» **Problem statement**: Scan the entries and tally the lines that include the string "Westen". Reply with the figure alone.
--- Start Recorded data ---
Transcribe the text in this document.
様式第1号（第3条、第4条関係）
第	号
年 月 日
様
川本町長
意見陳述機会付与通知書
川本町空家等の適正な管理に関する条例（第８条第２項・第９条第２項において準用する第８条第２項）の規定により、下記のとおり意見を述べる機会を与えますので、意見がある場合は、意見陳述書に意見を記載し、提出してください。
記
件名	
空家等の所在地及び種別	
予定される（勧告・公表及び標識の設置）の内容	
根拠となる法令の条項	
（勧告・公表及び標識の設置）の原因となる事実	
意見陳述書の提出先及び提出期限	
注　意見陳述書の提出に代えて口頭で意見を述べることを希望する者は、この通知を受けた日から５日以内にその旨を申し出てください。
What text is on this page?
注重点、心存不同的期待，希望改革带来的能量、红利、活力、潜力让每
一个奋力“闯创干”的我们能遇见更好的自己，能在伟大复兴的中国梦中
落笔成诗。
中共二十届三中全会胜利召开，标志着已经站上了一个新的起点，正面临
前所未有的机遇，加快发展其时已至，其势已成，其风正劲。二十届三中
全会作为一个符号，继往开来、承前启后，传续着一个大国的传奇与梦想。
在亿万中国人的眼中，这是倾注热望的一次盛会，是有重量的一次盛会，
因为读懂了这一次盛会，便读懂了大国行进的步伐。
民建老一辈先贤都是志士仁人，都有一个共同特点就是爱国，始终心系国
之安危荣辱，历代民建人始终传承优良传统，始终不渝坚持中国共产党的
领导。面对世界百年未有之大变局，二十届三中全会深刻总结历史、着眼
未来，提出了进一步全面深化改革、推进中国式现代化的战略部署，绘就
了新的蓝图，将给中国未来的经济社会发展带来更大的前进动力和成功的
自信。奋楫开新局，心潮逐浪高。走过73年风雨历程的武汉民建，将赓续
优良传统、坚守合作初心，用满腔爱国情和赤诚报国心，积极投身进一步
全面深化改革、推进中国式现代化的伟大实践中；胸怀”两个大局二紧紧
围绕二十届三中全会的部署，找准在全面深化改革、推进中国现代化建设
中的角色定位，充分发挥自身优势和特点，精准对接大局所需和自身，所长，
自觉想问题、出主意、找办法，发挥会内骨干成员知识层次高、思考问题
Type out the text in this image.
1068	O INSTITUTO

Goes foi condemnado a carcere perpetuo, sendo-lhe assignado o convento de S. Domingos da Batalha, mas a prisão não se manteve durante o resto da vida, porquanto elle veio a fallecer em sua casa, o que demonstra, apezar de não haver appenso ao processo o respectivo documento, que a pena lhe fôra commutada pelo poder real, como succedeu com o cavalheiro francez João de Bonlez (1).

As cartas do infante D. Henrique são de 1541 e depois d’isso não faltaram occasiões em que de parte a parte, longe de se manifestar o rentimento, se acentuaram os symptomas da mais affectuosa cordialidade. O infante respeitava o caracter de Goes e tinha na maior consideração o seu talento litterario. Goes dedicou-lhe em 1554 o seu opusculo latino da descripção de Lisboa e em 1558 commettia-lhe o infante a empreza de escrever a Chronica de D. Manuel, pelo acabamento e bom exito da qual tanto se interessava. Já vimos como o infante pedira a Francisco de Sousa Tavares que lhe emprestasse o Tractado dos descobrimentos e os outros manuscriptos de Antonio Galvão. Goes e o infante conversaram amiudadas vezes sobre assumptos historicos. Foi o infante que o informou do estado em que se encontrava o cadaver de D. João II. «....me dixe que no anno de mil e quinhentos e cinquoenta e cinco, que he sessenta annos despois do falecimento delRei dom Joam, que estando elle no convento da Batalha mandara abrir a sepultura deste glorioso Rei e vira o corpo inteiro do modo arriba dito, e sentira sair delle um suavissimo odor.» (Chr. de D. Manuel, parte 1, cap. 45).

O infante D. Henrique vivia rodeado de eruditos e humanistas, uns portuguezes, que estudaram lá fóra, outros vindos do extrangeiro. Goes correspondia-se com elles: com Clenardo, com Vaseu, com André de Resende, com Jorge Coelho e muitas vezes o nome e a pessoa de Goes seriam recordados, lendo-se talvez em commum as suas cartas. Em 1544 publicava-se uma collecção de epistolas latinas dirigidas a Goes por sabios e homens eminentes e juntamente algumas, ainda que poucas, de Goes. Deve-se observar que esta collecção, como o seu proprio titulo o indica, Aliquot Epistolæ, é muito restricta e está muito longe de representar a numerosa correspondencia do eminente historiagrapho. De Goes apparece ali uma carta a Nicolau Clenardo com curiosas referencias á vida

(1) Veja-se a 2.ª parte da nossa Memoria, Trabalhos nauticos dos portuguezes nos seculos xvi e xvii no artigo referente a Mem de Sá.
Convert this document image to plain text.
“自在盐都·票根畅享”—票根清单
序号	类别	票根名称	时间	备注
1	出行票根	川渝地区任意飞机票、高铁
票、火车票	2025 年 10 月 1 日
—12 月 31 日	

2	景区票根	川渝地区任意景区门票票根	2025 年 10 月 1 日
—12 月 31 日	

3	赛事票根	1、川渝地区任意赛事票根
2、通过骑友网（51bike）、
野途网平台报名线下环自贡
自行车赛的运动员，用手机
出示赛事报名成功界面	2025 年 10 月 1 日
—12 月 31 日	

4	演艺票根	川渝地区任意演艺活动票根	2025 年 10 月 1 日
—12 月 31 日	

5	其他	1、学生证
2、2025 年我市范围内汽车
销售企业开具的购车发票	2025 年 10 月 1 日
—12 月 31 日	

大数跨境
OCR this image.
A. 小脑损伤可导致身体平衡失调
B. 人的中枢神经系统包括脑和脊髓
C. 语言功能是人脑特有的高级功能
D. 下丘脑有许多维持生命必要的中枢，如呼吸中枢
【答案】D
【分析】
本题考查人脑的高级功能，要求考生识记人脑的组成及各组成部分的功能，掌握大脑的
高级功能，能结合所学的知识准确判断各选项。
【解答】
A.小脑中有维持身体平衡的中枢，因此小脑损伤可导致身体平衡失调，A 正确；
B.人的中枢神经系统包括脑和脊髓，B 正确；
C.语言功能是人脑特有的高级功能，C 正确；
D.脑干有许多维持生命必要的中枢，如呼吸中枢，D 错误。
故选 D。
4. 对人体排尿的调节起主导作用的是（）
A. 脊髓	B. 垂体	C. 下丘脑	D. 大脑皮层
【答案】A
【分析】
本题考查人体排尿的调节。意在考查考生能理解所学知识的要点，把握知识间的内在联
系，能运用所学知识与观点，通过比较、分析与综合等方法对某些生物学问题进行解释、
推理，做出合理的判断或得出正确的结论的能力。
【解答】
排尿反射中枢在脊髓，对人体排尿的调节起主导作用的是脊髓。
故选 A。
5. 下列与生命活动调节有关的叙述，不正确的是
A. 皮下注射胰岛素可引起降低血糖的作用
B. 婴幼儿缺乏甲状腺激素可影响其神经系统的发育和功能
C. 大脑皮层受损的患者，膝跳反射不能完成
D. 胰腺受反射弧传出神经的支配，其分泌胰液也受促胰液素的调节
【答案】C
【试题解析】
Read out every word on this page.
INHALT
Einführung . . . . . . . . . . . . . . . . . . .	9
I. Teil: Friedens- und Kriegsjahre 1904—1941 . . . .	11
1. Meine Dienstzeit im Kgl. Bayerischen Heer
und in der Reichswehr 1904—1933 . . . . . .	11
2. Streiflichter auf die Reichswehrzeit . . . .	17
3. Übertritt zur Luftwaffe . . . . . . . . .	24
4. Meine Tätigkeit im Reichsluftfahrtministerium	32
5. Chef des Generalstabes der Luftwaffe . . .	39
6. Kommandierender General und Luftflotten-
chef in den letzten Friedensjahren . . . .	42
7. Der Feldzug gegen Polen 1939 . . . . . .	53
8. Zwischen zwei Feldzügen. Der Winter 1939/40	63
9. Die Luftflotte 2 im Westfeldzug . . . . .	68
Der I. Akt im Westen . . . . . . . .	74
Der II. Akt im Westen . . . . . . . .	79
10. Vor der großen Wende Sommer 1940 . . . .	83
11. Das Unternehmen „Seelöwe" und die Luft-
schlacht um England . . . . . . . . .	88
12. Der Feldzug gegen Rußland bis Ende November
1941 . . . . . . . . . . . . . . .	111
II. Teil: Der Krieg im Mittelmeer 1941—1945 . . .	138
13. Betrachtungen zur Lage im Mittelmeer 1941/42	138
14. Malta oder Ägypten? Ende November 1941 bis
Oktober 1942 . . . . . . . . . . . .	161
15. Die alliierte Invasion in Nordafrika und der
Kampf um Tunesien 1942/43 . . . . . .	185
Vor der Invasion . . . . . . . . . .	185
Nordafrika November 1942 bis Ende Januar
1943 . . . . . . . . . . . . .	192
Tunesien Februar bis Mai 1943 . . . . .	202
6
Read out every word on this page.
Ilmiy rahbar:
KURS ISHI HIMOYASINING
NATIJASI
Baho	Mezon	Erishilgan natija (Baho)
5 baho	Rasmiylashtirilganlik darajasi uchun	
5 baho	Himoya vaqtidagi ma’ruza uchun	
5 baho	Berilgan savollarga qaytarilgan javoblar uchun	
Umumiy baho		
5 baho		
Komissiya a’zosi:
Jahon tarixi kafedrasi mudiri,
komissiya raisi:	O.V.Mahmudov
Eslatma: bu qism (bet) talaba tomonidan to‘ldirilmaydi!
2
--- End Recorded data ---
» **Response**: 2